MATERIAL FOR THE TASK:
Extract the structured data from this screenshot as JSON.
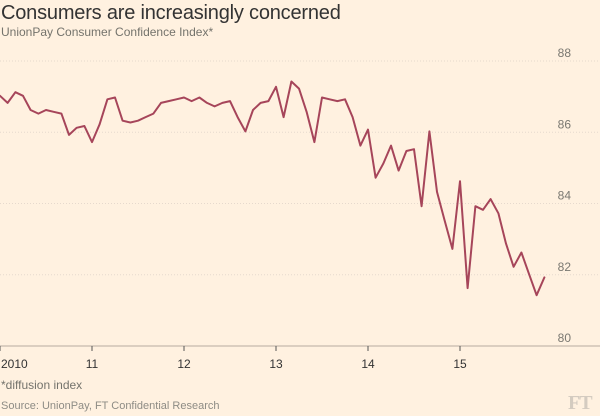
{
  "header": {
    "title": "Consumers are increasingly concerned",
    "subtitle": "UnionPay Consumer Confidence Index*"
  },
  "footer": {
    "footnote": "*diffusion index",
    "source": "Source: UnionPay, FT Confidential Research",
    "logo": "FT"
  },
  "colors": {
    "background": "#fff1e0",
    "line": "#a6455a"
  },
  "chart_data": {
    "type": "line",
    "title": "Consumers are increasingly concerned",
    "subtitle": "UnionPay Consumer Confidence Index*",
    "xlabel": "",
    "ylabel": "",
    "ylim": [
      80,
      88
    ],
    "yticks": [
      80,
      82,
      84,
      86,
      88
    ],
    "y_axis_side": "right",
    "grid": true,
    "xticks": [
      {
        "value": 2010,
        "label": "2010"
      },
      {
        "value": 2011,
        "label": "11"
      },
      {
        "value": 2012,
        "label": "12"
      },
      {
        "value": 2013,
        "label": "13"
      },
      {
        "value": 2014,
        "label": "14"
      },
      {
        "value": 2015,
        "label": "15"
      }
    ],
    "x": [
      2010.0,
      2010.083,
      2010.167,
      2010.25,
      2010.333,
      2010.417,
      2010.5,
      2010.583,
      2010.667,
      2010.75,
      2010.833,
      2010.917,
      2011.0,
      2011.083,
      2011.167,
      2011.25,
      2011.333,
      2011.417,
      2011.5,
      2011.583,
      2011.667,
      2011.75,
      2011.833,
      2011.917,
      2012.0,
      2012.083,
      2012.167,
      2012.25,
      2012.333,
      2012.417,
      2012.5,
      2012.583,
      2012.667,
      2012.75,
      2012.833,
      2012.917,
      2013.0,
      2013.083,
      2013.167,
      2013.25,
      2013.333,
      2013.417,
      2013.5,
      2013.583,
      2013.667,
      2013.75,
      2013.833,
      2013.917,
      2014.0,
      2014.083,
      2014.167,
      2014.25,
      2014.333,
      2014.417,
      2014.5,
      2014.583,
      2014.667,
      2014.75,
      2014.833,
      2014.917,
      2015.0,
      2015.083,
      2015.167,
      2015.25,
      2015.333,
      2015.417,
      2015.5,
      2015.583,
      2015.667,
      2015.75,
      2015.833,
      2015.917
    ],
    "series": [
      {
        "values": [
          86.8,
          86.6,
          86.9,
          86.8,
          86.4,
          86.3,
          86.4,
          86.35,
          86.3,
          85.7,
          85.9,
          85.95,
          85.5,
          86.0,
          86.7,
          86.75,
          86.1,
          86.05,
          86.1,
          86.2,
          86.3,
          86.6,
          86.65,
          86.7,
          86.75,
          86.65,
          86.75,
          86.6,
          86.5,
          86.6,
          86.65,
          86.2,
          85.8,
          86.4,
          86.6,
          86.65,
          87.05,
          86.2,
          87.2,
          87.0,
          86.35,
          85.5,
          86.75,
          86.7,
          86.65,
          86.7,
          86.2,
          85.4,
          85.85,
          84.5,
          84.9,
          85.4,
          84.7,
          85.25,
          85.3,
          83.7,
          85.8,
          84.1,
          83.3,
          82.5,
          84.4,
          81.4,
          83.7,
          83.6,
          83.9,
          83.5,
          82.65,
          82.0,
          82.4,
          81.8,
          81.2,
          81.7
        ]
      }
    ]
  }
}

STATED EXERCISE:
Return the listing above unchanged, apart from dropping its pictures.

RESPONSE TO THE EXERCISE:
Extract the structured data from this screenshot as JSON.
{
  "header": {
    "title": "Consumers are increasingly concerned",
    "subtitle": "UnionPay Consumer Confidence Index*"
  },
  "footer": {
    "footnote": "*diffusion index",
    "source": "Source: UnionPay, FT Confidential Research",
    "logo": "FT"
  },
  "colors": {
    "background": "#fff1e0",
    "line": "#a6455a"
  },
  "chart_data": {
    "type": "line",
    "title": "Consumers are increasingly concerned",
    "subtitle": "UnionPay Consumer Confidence Index*",
    "xlabel": "",
    "ylabel": "",
    "ylim": [
      80,
      88
    ],
    "yticks": [
      80,
      82,
      84,
      86,
      88
    ],
    "y_axis_side": "right",
    "grid": true,
    "xticks": [
      {
        "value": 2010,
        "label": "2010"
      },
      {
        "value": 2011,
        "label": "11"
      },
      {
        "value": 2012,
        "label": "12"
      },
      {
        "value": 2013,
        "label": "13"
      },
      {
        "value": 2014,
        "label": "14"
      },
      {
        "value": 2015,
        "label": "15"
      }
    ],
    "x": [
      2010.0,
      2010.083,
      2010.167,
      2010.25,
      2010.333,
      2010.417,
      2010.5,
      2010.583,
      2010.667,
      2010.75,
      2010.833,
      2010.917,
      2011.0,
      2011.083,
      2011.167,
      2011.25,
      2011.333,
      2011.417,
      2011.5,
      2011.583,
      2011.667,
      2011.75,
      2011.833,
      2011.917,
      2012.0,
      2012.083,
      2012.167,
      2012.25,
      2012.333,
      2012.417,
      2012.5,
      2012.583,
      2012.667,
      2012.75,
      2012.833,
      2012.917,
      2013.0,
      2013.083,
      2013.167,
      2013.25,
      2013.333,
      2013.417,
      2013.5,
      2013.583,
      2013.667,
      2013.75,
      2013.833,
      2013.917,
      2014.0,
      2014.083,
      2014.167,
      2014.25,
      2014.333,
      2014.417,
      2014.5,
      2014.583,
      2014.667,
      2014.75,
      2014.833,
      2014.917,
      2015.0,
      2015.083,
      2015.167,
      2015.25,
      2015.333,
      2015.417,
      2015.5,
      2015.583,
      2015.667,
      2015.75,
      2015.833,
      2015.917
    ],
    "series": [
      {
        "values": [
          86.8,
          86.6,
          86.9,
          86.8,
          86.4,
          86.3,
          86.4,
          86.35,
          86.3,
          85.7,
          85.9,
          85.95,
          85.5,
          86.0,
          86.7,
          86.75,
          86.1,
          86.05,
          86.1,
          86.2,
          86.3,
          86.6,
          86.65,
          86.7,
          86.75,
          86.65,
          86.75,
          86.6,
          86.5,
          86.6,
          86.65,
          86.2,
          85.8,
          86.4,
          86.6,
          86.65,
          87.05,
          86.2,
          87.2,
          87.0,
          86.35,
          85.5,
          86.75,
          86.7,
          86.65,
          86.7,
          86.2,
          85.4,
          85.85,
          84.5,
          84.9,
          85.4,
          84.7,
          85.25,
          85.3,
          83.7,
          85.8,
          84.1,
          83.3,
          82.5,
          84.4,
          81.4,
          83.7,
          83.6,
          83.9,
          83.5,
          82.65,
          82.0,
          82.4,
          81.8,
          81.2,
          81.7
        ]
      }
    ]
  }
}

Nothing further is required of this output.